• _Exercise task_:
Each line that includes the string "framework" counts once; give the total and nothing else.

• _Exercise data_:
-----
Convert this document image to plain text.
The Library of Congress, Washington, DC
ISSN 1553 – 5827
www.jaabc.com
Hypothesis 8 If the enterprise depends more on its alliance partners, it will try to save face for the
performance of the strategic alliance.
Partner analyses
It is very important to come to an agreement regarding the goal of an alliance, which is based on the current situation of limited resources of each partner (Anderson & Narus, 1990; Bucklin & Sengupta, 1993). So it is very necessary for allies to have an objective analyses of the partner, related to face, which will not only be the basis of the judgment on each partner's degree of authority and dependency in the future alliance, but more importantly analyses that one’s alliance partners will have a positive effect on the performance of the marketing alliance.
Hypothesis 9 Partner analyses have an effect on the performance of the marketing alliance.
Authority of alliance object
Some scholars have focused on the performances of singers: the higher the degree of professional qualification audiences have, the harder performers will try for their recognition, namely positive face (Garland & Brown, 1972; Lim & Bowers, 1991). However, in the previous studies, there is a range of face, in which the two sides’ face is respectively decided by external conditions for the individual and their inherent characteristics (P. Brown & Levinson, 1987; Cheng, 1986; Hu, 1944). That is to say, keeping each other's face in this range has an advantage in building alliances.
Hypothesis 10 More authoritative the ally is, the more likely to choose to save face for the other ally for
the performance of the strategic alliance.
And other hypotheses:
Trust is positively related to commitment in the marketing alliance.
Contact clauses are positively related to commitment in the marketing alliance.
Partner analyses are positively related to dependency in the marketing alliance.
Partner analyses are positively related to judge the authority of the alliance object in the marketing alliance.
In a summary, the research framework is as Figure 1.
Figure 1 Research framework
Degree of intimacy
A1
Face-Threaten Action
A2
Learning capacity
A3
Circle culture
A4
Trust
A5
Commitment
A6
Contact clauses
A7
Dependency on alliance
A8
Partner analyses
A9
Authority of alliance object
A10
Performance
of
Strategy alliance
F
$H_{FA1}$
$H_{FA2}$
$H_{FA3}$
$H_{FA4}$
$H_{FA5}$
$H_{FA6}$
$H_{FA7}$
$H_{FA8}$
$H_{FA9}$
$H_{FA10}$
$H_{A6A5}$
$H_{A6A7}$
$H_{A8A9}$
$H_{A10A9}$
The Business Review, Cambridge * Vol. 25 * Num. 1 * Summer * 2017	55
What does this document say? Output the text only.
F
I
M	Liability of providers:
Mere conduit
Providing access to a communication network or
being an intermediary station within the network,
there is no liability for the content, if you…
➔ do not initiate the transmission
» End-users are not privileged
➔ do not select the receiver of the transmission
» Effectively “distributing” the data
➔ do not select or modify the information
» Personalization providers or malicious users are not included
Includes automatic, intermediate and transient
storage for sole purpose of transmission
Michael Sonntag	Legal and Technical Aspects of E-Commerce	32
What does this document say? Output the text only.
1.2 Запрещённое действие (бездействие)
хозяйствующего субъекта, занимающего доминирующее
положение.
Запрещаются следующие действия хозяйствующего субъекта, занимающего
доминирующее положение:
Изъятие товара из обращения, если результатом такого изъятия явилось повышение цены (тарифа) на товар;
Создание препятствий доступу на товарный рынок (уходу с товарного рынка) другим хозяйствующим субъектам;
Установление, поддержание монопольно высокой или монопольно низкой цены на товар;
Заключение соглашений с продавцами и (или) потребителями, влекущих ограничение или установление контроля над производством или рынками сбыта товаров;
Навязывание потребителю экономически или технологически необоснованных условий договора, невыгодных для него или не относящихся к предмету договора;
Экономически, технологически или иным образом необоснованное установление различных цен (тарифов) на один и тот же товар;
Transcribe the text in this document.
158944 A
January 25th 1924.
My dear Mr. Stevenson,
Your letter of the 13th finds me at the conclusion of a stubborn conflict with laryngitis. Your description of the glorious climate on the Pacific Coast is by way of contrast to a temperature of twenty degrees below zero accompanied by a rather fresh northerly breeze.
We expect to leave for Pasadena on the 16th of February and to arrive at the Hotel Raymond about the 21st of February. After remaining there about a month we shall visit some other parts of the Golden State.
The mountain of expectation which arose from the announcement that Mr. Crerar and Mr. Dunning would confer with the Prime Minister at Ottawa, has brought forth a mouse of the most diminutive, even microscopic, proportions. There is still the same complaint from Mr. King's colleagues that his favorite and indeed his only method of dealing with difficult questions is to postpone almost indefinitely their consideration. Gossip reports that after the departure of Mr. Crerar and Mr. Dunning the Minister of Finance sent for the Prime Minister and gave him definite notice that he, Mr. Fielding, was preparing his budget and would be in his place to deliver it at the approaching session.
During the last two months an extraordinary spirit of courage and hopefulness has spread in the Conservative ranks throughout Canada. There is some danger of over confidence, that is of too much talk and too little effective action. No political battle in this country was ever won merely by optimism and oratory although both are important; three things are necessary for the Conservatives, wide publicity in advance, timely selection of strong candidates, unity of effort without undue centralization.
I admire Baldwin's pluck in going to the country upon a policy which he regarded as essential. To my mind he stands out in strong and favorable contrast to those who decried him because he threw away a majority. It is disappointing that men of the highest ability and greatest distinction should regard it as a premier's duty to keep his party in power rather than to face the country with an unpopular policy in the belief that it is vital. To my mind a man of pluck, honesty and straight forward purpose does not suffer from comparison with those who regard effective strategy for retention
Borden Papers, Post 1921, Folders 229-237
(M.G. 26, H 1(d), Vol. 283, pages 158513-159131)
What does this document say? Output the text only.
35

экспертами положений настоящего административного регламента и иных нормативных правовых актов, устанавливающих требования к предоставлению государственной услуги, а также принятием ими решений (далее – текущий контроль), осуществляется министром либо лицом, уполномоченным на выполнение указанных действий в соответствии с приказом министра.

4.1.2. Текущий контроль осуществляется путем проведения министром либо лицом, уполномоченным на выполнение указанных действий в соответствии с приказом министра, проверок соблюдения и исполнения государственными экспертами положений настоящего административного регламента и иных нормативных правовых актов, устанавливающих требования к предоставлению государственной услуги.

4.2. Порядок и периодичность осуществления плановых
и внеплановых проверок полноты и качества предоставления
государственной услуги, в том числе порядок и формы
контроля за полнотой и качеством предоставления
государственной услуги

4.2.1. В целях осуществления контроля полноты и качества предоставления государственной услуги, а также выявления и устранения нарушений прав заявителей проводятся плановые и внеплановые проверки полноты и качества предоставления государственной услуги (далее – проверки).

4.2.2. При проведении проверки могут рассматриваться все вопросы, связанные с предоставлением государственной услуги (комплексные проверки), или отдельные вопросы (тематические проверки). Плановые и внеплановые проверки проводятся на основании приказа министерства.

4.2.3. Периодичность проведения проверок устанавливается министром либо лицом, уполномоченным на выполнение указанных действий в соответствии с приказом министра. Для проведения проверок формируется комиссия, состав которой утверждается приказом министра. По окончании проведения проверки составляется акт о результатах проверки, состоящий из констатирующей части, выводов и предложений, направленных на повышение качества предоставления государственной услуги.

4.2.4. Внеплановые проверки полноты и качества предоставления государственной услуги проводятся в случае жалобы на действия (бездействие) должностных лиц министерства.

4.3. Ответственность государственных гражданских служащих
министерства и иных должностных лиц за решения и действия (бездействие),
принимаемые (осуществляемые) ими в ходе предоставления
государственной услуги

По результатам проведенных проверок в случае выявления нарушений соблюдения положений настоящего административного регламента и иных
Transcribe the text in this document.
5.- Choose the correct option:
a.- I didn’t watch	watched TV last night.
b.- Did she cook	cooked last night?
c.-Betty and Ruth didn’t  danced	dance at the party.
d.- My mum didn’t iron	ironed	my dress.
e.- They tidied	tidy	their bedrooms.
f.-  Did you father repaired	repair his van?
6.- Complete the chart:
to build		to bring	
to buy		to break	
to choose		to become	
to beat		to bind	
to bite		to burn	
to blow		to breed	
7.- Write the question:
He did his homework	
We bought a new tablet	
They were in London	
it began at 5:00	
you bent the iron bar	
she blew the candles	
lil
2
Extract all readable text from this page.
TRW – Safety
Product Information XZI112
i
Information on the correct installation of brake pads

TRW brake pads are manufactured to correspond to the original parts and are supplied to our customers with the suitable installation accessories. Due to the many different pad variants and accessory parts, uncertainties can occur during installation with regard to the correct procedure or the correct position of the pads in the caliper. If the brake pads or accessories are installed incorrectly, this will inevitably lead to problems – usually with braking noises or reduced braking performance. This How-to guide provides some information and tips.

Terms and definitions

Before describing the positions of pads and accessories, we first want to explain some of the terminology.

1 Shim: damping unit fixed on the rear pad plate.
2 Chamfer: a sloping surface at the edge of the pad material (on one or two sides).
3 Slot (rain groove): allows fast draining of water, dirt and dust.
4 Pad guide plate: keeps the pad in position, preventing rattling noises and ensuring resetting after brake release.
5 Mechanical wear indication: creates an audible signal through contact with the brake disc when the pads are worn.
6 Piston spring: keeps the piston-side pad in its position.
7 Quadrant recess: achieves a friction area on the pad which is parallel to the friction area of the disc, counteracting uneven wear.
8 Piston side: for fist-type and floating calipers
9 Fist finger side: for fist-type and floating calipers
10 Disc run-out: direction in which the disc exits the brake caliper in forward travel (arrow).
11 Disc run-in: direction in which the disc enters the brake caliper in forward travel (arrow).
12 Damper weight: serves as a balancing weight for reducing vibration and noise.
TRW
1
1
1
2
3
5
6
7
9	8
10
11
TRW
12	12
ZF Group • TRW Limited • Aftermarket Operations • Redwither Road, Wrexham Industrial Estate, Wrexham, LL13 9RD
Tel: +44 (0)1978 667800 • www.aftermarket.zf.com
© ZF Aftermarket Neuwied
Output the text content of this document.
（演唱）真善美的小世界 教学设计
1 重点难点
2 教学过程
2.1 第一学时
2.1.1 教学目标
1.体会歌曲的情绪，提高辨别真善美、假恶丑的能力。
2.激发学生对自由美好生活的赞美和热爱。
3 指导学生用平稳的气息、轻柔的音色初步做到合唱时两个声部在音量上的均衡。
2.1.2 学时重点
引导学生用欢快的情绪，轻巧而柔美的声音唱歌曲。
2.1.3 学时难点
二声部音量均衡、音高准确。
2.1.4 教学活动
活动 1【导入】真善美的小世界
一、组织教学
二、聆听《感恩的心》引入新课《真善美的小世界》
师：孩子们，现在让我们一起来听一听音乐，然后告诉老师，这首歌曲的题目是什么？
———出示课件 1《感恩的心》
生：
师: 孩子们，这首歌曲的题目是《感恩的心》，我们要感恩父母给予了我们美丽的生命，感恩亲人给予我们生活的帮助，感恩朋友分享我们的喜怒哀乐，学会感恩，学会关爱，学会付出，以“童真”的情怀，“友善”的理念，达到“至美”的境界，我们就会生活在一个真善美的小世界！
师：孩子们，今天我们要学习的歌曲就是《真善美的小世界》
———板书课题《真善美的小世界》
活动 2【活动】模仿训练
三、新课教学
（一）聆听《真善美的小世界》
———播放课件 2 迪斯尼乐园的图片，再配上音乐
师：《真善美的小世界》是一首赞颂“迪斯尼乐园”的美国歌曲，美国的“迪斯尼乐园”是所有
-----
• _Right answer_:
2